### Set task
Copy each line below that contains "apellido".

Saved entries:
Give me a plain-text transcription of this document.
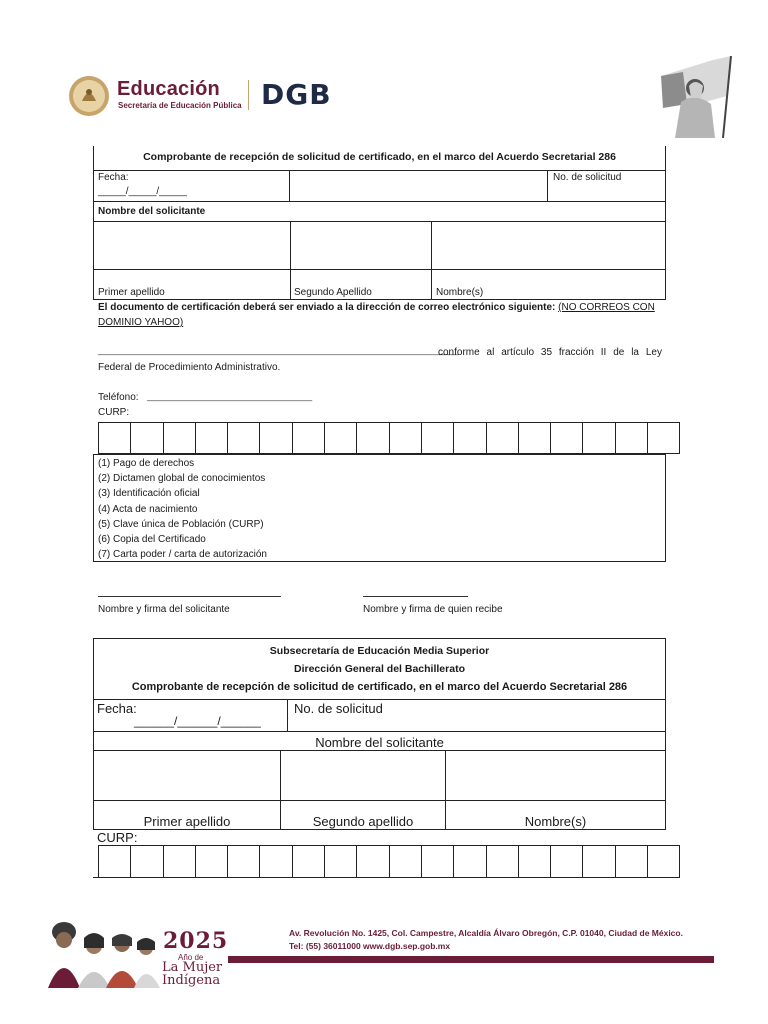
Educación
Secretaría de Educación Pública DGB
Comprobante de recepción de solicitud de certificado, en el marco del Acuerdo Secretarial 286
Fecha:
_____/_____/_____
No. de solicitud
Nombre del solicitante

Primer apellido	Segundo Apellido	Nombre(s)
El documento de certificación deberá ser enviado a la dirección de correo electrónico siguiente: (NO CORREOS CON DOMINIO YAHOO)
________________________________________________________________________
conforme al artículo 35 fracción II de la Ley Federal de Procedimiento Administrativo.
Teléfono: _________________________________
CURP:

(1) Pago de derechos
(2) Dictamen global de conocimientos
(3) Identificación oficial
(4) Acta de nacimiento
(5) Clave única de Población (CURP)
(6) Copia del Certificado
(7) Carta poder / carta de autorización
Nombre y firma del solicitante	Nombre y firma de quien recibe
Subsecretaría de Educación Media Superior
Dirección General del Bachillerato
Comprobante de recepción de solicitud de certificado, en el marco del Acuerdo Secretarial 286
Fecha:
______/______/______
No. de solicitud
Nombre del solicitante

Primer apellido	Segundo apellido	Nombre(s)
CURP:

2025
Año de
La Mujer
Indígena
Av. Revolución No. 1425, Col. Campestre, Alcaldía Álvaro Obregón, C.P. 01040, Ciudad de México.
Tel: (55) 36011000 www.dgb.sep.gob.mx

### Right answer
Primer apellido	Segundo Apellido	Nombre(s)
Primer apellido	Segundo apellido	Nombre(s)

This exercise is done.